## WHAT TO PRODUCE
Copy every record word for word.

## RECORDED DATA
━━━━━━━━━━━━━━━━━━━━━━━━━━━━━━

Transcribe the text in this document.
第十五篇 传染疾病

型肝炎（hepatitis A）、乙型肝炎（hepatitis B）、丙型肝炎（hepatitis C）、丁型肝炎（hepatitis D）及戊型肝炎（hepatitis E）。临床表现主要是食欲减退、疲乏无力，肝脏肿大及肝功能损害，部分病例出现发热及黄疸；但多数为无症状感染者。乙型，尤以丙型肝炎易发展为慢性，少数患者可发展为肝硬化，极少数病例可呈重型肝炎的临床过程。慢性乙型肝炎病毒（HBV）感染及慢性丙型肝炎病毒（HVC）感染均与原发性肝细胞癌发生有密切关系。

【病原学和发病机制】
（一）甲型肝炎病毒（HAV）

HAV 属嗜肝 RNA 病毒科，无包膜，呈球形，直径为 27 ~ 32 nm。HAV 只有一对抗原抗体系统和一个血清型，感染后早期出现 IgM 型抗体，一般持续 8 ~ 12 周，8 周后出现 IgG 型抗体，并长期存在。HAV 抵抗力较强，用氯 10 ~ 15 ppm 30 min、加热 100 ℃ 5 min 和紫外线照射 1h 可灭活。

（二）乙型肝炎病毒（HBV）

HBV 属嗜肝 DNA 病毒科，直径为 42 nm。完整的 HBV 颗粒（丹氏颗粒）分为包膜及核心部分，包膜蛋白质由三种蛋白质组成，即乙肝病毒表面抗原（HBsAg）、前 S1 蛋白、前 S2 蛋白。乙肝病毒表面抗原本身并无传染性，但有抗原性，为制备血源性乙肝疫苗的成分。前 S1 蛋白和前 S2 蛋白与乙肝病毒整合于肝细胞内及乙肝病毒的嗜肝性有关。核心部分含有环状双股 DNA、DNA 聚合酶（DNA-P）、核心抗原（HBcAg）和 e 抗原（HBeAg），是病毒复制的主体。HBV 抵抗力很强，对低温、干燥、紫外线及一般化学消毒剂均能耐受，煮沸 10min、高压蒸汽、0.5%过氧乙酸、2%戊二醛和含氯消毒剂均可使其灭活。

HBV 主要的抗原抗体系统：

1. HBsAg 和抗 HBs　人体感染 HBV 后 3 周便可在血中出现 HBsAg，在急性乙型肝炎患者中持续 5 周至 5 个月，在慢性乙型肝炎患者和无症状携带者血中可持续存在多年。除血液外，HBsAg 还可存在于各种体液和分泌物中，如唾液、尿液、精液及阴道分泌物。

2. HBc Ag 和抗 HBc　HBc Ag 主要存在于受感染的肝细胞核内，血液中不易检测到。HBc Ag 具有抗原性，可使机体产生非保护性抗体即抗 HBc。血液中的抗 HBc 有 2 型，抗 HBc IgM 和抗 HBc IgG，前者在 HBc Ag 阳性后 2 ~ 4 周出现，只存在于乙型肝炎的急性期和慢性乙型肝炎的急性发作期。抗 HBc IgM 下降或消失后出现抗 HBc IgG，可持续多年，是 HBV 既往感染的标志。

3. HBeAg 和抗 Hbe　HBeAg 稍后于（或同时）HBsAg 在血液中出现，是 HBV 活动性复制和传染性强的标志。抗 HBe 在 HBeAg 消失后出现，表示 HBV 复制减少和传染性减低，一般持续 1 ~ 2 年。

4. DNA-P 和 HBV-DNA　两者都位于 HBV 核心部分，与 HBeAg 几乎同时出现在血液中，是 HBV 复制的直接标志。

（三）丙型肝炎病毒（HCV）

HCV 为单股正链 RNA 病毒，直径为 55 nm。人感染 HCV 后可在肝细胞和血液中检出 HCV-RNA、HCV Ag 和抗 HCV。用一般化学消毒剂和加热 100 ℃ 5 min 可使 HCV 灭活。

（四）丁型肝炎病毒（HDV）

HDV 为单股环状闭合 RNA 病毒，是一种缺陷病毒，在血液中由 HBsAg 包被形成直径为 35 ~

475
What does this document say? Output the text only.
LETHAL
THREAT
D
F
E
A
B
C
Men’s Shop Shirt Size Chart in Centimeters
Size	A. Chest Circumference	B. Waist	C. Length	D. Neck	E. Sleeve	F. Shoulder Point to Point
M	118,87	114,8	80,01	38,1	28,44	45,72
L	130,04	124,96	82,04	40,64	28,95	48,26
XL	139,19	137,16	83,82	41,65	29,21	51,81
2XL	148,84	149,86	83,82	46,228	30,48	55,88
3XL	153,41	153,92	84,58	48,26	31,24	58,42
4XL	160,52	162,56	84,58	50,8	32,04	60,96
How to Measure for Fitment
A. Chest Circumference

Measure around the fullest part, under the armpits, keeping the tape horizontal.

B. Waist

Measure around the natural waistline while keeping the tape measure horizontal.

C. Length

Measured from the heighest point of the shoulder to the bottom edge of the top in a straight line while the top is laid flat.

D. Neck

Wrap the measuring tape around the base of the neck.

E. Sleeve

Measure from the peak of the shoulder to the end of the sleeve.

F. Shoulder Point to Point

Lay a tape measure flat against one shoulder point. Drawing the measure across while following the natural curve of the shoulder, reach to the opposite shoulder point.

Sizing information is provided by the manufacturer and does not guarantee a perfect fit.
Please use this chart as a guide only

━━━━━━━━━━━━━━━━━━━━━━━━━━━━━━

## TASK ANSWER
Transcribe the text in this document.
第十五篇 传染疾病

型肝炎（hepatitis A）、乙型肝炎（hepatitis B）、丙型肝炎（hepatitis C）、丁型肝炎（hepatitis D）及戊型肝炎（hepatitis E）。临床表现主要是食欲减退、疲乏无力，肝脏肿大及肝功能损害，部分病例出现发热及黄疸；但多数为无症状感染者。乙型，尤以丙型肝炎易发展为慢性，少数患者可发展为肝硬化，极少数病例可呈重型肝炎的临床过程。慢性乙型肝炎病毒（HBV）感染及慢性丙型肝炎病毒（HVC）感染均与原发性肝细胞癌发生有密切关系。

【病原学和发病机制】
（一）甲型肝炎病毒（HAV）

HAV 属嗜肝 RNA 病毒科，无包膜，呈球形，直径为 27 ~ 32 nm。HAV 只有一对抗原抗体系统和一个血清型，感染后早期出现 IgM 型抗体，一般持续 8 ~ 12 周，8 周后出现 IgG 型抗体，并长期存在。HAV 抵抗力较强，用氯 10 ~ 15 ppm 30 min、加热 100 ℃ 5 min 和紫外线照射 1h 可灭活。

（二）乙型肝炎病毒（HBV）

HBV 属嗜肝 DNA 病毒科，直径为 42 nm。完整的 HBV 颗粒（丹氏颗粒）分为包膜及核心部分，包膜蛋白质由三种蛋白质组成，即乙肝病毒表面抗原（HBsAg）、前 S1 蛋白、前 S2 蛋白。乙肝病毒表面抗原本身并无传染性，但有抗原性，为制备血源性乙肝疫苗的成分。前 S1 蛋白和前 S2 蛋白与乙肝病毒整合于肝细胞内及乙肝病毒的嗜肝性有关。核心部分含有环状双股 DNA、DNA 聚合酶（DNA-P）、核心抗原（HBcAg）和 e 抗原（HBeAg），是病毒复制的主体。HBV 抵抗力很强，对低温、干燥、紫外线及一般化学消毒剂均能耐受，煮沸 10min、高压蒸汽、0.5%过氧乙酸、2%戊二醛和含氯消毒剂均可使其灭活。

HBV 主要的抗原抗体系统：

1. HBsAg 和抗 HBs　人体感染 HBV 后 3 周便可在血中出现 HBsAg，在急性乙型肝炎患者中持续 5 周至 5 个月，在慢性乙型肝炎患者和无症状携带者血中可持续存在多年。除血液外，HBsAg 还可存在于各种体液和分泌物中，如唾液、尿液、精液及阴道分泌物。

2. HBc Ag 和抗 HBc　HBc Ag 主要存在于受感染的肝细胞核内，血液中不易检测到。HBc Ag 具有抗原性，可使机体产生非保护性抗体即抗 HBc。血液中的抗 HBc 有 2 型，抗 HBc IgM 和抗 HBc IgG，前者在 HBc Ag 阳性后 2 ~ 4 周出现，只存在于乙型肝炎的急性期和慢性乙型肝炎的急性发作期。抗 HBc IgM 下降或消失后出现抗 HBc IgG，可持续多年，是 HBV 既往感染的标志。

3. HBeAg 和抗 Hbe　HBeAg 稍后于（或同时）HBsAg 在血液中出现，是 HBV 活动性复制和传染性强的标志。抗 HBe 在 HBeAg 消失后出现，表示 HBV 复制减少和传染性减低，一般持续 1 ~ 2 年。

4. DNA-P 和 HBV-DNA　两者都位于 HBV 核心部分，与 HBeAg 几乎同时出现在血液中，是 HBV 复制的直接标志。

（三）丙型肝炎病毒（HCV）

HCV 为单股正链 RNA 病毒，直径为 55 nm。人感染 HCV 后可在肝细胞和血液中检出 HCV-RNA、HCV Ag 和抗 HCV。用一般化学消毒剂和加热 100 ℃ 5 min 可使 HCV 灭活。

（四）丁型肝炎病毒（HDV）

HDV 为单股环状闭合 RNA 病毒，是一种缺陷病毒，在血液中由 HBsAg 包被形成直径为 35 ~

475
What does this document say? Output the text only.
LETHAL
THREAT
D
F
E
A
B
C
Men’s Shop Shirt Size Chart in Centimeters
Size	A. Chest Circumference	B. Waist	C. Length	D. Neck	E. Sleeve	F. Shoulder Point to Point
M	118,87	114,8	80,01	38,1	28,44	45,72
L	130,04	124,96	82,04	40,64	28,95	48,26
XL	139,19	137,16	83,82	41,65	29,21	51,81
2XL	148,84	149,86	83,82	46,228	30,48	55,88
3XL	153,41	153,92	84,58	48,26	31,24	58,42
4XL	160,52	162,56	84,58	50,8	32,04	60,96
How to Measure for Fitment
A. Chest Circumference

Measure around the fullest part, under the armpits, keeping the tape horizontal.

B. Waist

Measure around the natural waistline while keeping the tape measure horizontal.

C. Length

Measured from the heighest point of the shoulder to the bottom edge of the top in a straight line while the top is laid flat.

D. Neck

Wrap the measuring tape around the base of the neck.

E. Sleeve

Measure from the peak of the shoulder to the end of the sleeve.

F. Shoulder Point to Point

Lay a tape measure flat against one shoulder point. Drawing the measure across while following the natural curve of the shoulder, reach to the opposite shoulder point.

Sizing information is provided by the manufacturer and does not guarantee a perfect fit.
Please use this chart as a guide only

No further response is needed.